Dataset items
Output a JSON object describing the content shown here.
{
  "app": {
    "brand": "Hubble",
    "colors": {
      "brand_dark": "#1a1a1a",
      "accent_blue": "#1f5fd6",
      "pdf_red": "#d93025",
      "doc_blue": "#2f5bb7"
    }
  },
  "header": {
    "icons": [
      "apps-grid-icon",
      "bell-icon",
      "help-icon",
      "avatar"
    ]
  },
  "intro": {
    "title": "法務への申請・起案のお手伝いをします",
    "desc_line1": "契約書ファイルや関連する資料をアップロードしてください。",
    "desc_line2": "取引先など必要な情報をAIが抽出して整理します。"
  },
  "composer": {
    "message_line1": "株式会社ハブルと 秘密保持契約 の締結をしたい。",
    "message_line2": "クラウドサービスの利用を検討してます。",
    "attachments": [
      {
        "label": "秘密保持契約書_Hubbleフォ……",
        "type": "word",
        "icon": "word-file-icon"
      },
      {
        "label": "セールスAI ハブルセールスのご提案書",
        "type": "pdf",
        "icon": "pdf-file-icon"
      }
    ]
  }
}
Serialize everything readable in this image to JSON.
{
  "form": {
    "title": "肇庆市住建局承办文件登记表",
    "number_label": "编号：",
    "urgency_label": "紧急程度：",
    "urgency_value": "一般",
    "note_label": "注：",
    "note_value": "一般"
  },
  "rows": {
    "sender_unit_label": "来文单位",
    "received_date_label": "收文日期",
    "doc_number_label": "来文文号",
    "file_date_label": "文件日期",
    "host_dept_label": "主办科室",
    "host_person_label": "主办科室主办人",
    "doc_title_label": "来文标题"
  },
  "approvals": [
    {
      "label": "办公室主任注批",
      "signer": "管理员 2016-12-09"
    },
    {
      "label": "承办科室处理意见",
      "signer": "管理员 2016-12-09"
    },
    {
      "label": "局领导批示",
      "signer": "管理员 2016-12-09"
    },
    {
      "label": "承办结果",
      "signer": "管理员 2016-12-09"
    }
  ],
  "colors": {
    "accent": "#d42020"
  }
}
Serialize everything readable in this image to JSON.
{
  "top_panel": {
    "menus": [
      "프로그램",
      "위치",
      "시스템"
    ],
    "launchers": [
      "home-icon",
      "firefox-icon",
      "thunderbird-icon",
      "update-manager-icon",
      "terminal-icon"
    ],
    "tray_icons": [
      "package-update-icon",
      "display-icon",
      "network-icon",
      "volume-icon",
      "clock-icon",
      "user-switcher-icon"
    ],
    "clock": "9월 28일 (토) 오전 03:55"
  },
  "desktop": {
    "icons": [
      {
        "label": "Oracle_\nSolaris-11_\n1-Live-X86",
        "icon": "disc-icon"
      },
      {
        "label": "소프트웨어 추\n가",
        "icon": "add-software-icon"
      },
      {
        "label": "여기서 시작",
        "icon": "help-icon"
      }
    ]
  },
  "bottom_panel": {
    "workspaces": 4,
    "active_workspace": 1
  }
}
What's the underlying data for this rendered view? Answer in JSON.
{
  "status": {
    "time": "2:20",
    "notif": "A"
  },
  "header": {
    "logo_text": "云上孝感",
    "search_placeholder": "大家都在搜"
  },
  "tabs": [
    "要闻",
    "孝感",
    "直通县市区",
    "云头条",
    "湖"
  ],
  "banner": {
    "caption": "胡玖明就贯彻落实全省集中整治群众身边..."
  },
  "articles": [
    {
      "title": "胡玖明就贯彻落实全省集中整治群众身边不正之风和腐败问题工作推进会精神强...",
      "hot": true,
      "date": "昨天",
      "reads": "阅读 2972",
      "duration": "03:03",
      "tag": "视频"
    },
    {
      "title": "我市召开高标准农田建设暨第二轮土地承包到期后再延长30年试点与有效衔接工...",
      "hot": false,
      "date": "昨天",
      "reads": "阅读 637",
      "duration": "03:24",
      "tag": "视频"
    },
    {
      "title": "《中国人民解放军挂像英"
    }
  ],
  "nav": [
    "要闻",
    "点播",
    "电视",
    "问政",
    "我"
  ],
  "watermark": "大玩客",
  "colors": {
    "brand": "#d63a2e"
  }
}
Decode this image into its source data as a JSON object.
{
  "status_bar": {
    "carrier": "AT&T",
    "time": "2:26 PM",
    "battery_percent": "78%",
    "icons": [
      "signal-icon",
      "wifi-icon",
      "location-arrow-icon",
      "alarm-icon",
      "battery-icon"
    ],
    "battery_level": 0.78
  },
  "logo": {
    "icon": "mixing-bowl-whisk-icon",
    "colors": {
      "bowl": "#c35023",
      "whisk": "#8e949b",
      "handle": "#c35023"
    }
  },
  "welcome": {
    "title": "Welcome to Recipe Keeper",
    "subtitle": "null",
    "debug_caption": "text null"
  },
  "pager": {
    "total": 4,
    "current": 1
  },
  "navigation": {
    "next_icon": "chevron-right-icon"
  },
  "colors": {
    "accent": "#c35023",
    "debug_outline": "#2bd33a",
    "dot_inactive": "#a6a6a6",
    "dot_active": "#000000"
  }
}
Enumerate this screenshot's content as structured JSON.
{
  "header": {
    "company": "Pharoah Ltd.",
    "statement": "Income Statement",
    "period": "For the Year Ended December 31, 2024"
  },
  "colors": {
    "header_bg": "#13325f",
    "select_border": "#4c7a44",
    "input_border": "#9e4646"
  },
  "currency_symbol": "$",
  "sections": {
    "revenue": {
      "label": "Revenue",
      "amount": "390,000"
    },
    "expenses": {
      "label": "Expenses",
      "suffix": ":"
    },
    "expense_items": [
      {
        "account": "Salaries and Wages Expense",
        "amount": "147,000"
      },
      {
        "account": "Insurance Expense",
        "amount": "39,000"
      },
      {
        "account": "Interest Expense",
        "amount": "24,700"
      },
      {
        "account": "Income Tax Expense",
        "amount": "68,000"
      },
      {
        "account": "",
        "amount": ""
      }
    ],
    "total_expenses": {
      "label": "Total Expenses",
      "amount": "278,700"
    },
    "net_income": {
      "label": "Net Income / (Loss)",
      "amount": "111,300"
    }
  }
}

◆ WHAT IS NEEDED
Pull every line containing "content" from the data.

◆ TASK RESULT
Output a JSON object describing the content shown here.
Enumerate this screenshot's content as structured JSON.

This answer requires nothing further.